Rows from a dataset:
|---|

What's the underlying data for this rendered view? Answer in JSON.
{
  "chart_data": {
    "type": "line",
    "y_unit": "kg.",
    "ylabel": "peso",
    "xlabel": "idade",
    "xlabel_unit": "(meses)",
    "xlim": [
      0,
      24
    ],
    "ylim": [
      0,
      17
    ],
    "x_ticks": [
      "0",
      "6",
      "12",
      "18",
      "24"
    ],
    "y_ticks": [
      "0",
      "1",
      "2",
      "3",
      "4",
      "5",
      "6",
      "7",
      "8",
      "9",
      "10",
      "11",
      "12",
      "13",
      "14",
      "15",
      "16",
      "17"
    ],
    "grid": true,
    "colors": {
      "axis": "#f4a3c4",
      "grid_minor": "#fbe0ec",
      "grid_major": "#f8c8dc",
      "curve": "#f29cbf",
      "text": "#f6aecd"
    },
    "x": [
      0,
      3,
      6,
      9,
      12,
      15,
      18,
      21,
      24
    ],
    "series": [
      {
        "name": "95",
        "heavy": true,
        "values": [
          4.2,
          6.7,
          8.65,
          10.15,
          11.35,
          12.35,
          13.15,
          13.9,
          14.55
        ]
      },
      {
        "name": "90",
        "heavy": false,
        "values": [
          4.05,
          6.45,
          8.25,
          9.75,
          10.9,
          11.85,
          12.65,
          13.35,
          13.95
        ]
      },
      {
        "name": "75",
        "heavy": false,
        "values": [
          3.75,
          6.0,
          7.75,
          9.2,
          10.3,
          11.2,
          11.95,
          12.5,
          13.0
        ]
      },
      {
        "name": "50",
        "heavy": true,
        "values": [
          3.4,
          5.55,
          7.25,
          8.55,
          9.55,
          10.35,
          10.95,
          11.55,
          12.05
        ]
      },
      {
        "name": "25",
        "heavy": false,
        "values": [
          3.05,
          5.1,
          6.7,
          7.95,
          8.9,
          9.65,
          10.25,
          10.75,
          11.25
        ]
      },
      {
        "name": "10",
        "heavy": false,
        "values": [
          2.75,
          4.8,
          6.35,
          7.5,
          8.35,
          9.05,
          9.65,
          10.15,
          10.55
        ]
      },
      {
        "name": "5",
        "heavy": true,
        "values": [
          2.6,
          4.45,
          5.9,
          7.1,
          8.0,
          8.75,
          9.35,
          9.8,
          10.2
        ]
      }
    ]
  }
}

|---|

- [GIVEN INSTRUCTION] Please restate the records in full, word for word.

- [EXPECTED ANSWER]
What's the underlying data for this rendered view? Answer in JSON.
{
  "chart_data": {
    "type": "line",
    "y_unit": "kg.",
    "ylabel": "peso",
    "xlabel": "idade",
    "xlabel_unit": "(meses)",
    "xlim": [
      0,
      24
    ],
    "ylim": [
      0,
      17
    ],
    "x_ticks": [
      "0",
      "6",
      "12",
      "18",
      "24"
    ],
    "y_ticks": [
      "0",
      "1",
      "2",
      "3",
      "4",
      "5",
      "6",
      "7",
      "8",
      "9",
      "10",
      "11",
      "12",
      "13",
      "14",
      "15",
      "16",
      "17"
    ],
    "grid": true,
    "colors": {
      "axis": "#f4a3c4",
      "grid_minor": "#fbe0ec",
      "grid_major": "#f8c8dc",
      "curve": "#f29cbf",
      "text": "#f6aecd"
    },
    "x": [
      0,
      3,
      6,
      9,
      12,
      15,
      18,
      21,
      24
    ],
    "series": [
      {
        "name": "95",
        "heavy": true,
        "values": [
          4.2,
          6.7,
          8.65,
          10.15,
          11.35,
          12.35,
          13.15,
          13.9,
          14.55
        ]
      },
      {
        "name": "90",
        "heavy": false,
        "values": [
          4.05,
          6.45,
          8.25,
          9.75,
          10.9,
          11.85,
          12.65,
          13.35,
          13.95
        ]
      },
      {
        "name": "75",
        "heavy": false,
        "values": [
          3.75,
          6.0,
          7.75,
          9.2,
          10.3,
          11.2,
          11.95,
          12.5,
          13.0
        ]
      },
      {
        "name": "50",
        "heavy": true,
        "values": [
          3.4,
          5.55,
          7.25,
          8.55,
          9.55,
          10.35,
          10.95,
          11.55,
          12.05
        ]
      },
      {
        "name": "25",
        "heavy": false,
        "values": [
          3.05,
          5.1,
          6.7,
          7.95,
          8.9,
          9.65,
          10.25,
          10.75,
          11.25
        ]
      },
      {
        "name": "10",
        "heavy": false,
        "values": [
          2.75,
          4.8,
          6.35,
          7.5,
          8.35,
          9.05,
          9.65,
          10.15,
          10.55
        ]
      },
      {
        "name": "5",
        "heavy": true,
        "values": [
          2.6,
          4.45,
          5.9,
          7.1,
          8.0,
          8.75,
          9.35,
          9.8,
          10.2
        ]
      }
    ]
  }
}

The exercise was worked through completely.